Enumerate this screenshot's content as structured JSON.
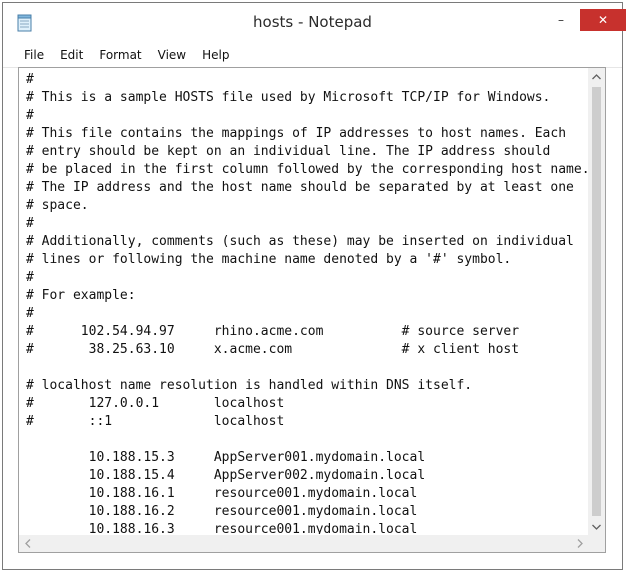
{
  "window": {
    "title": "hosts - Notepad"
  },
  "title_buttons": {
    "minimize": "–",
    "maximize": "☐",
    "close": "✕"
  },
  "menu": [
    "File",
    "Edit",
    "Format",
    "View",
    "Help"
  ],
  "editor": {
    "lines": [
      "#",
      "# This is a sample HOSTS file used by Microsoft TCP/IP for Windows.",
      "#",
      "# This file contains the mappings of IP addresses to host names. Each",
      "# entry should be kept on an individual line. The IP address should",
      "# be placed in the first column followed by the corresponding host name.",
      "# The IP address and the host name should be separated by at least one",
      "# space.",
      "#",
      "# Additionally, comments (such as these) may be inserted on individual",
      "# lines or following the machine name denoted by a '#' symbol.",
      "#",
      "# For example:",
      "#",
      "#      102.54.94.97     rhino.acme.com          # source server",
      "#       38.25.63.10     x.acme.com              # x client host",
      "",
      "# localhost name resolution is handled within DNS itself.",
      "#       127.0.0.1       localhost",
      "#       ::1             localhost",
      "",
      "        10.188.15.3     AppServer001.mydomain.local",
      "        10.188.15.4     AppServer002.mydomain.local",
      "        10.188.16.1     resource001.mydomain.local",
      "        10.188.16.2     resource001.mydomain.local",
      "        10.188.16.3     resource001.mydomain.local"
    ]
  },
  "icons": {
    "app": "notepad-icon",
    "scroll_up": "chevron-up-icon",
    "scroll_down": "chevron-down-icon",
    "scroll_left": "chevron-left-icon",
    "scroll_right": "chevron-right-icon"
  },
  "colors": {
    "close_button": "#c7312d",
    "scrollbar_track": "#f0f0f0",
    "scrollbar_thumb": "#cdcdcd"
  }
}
┄┄┄┄┄┄┄┄┄┄
Repeat the data exactly, without the pictures.

**RESULT OF THE TASK**
Enumerate this screenshot's content as structured JSON.
{
  "window": {
    "title": "hosts - Notepad"
  },
  "title_buttons": {
    "minimize": "–",
    "maximize": "☐",
    "close": "✕"
  },
  "menu": [
    "File",
    "Edit",
    "Format",
    "View",
    "Help"
  ],
  "editor": {
    "lines": [
      "#",
      "# This is a sample HOSTS file used by Microsoft TCP/IP for Windows.",
      "#",
      "# This file contains the mappings of IP addresses to host names. Each",
      "# entry should be kept on an individual line. The IP address should",
      "# be placed in the first column followed by the corresponding host name.",
      "# The IP address and the host name should be separated by at least one",
      "# space.",
      "#",
      "# Additionally, comments (such as these) may be inserted on individual",
      "# lines or following the machine name denoted by a '#' symbol.",
      "#",
      "# For example:",
      "#",
      "#      102.54.94.97     rhino.acme.com          # source server",
      "#       38.25.63.10     x.acme.com              # x client host",
      "",
      "# localhost name resolution is handled within DNS itself.",
      "#       127.0.0.1       localhost",
      "#       ::1             localhost",
      "",
      "        10.188.15.3     AppServer001.mydomain.local",
      "        10.188.15.4     AppServer002.mydomain.local",
      "        10.188.16.1     resource001.mydomain.local",
      "        10.188.16.2     resource001.mydomain.local",
      "        10.188.16.3     resource001.mydomain.local"
    ]
  },
  "icons": {
    "app": "notepad-icon",
    "scroll_up": "chevron-up-icon",
    "scroll_down": "chevron-down-icon",
    "scroll_left": "chevron-left-icon",
    "scroll_right": "chevron-right-icon"
  },
  "colors": {
    "close_button": "#c7312d",
    "scrollbar_track": "#f0f0f0",
    "scrollbar_thumb": "#cdcdcd"
  }
}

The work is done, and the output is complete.